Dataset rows
━━━━━━━━━━━━━━━━

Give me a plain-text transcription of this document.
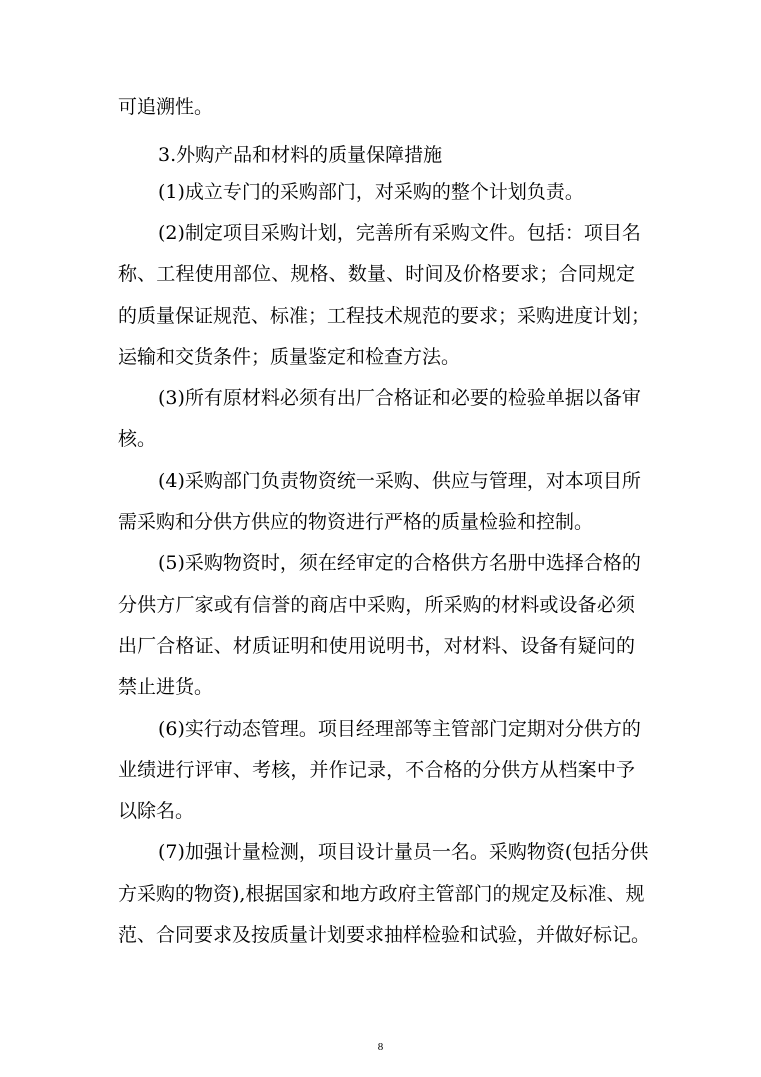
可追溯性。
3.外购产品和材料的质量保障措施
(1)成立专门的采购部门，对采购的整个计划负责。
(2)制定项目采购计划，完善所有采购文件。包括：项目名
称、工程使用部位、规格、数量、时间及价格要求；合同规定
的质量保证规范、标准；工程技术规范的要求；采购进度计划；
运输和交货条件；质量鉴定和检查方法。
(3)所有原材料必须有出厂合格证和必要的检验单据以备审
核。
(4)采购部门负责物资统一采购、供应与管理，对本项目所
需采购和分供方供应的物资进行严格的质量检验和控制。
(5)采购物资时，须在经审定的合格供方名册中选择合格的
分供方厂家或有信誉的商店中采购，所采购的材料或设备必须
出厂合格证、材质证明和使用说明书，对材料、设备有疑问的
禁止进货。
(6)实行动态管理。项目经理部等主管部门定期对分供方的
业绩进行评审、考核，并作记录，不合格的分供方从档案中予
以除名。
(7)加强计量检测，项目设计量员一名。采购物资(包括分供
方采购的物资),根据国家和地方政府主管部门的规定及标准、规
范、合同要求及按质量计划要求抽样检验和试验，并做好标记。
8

━━━━━━━━━━━━━━━━

Exercise details: Reproduce every line of the material precisely, omitting its pictures.

Task answer:
Give me a plain-text transcription of this document.
可追溯性。
3.外购产品和材料的质量保障措施
(1)成立专门的采购部门，对采购的整个计划负责。
(2)制定项目采购计划，完善所有采购文件。包括：项目名
称、工程使用部位、规格、数量、时间及价格要求；合同规定
的质量保证规范、标准；工程技术规范的要求；采购进度计划；
运输和交货条件；质量鉴定和检查方法。
(3)所有原材料必须有出厂合格证和必要的检验单据以备审
核。
(4)采购部门负责物资统一采购、供应与管理，对本项目所
需采购和分供方供应的物资进行严格的质量检验和控制。
(5)采购物资时，须在经审定的合格供方名册中选择合格的
分供方厂家或有信誉的商店中采购，所采购的材料或设备必须
出厂合格证、材质证明和使用说明书，对材料、设备有疑问的
禁止进货。
(6)实行动态管理。项目经理部等主管部门定期对分供方的
业绩进行评审、考核，并作记录，不合格的分供方从档案中予
以除名。
(7)加强计量检测，项目设计量员一名。采购物资(包括分供
方采购的物资),根据国家和地方政府主管部门的规定及标准、规
范、合同要求及按质量计划要求抽样检验和试验，并做好标记。
8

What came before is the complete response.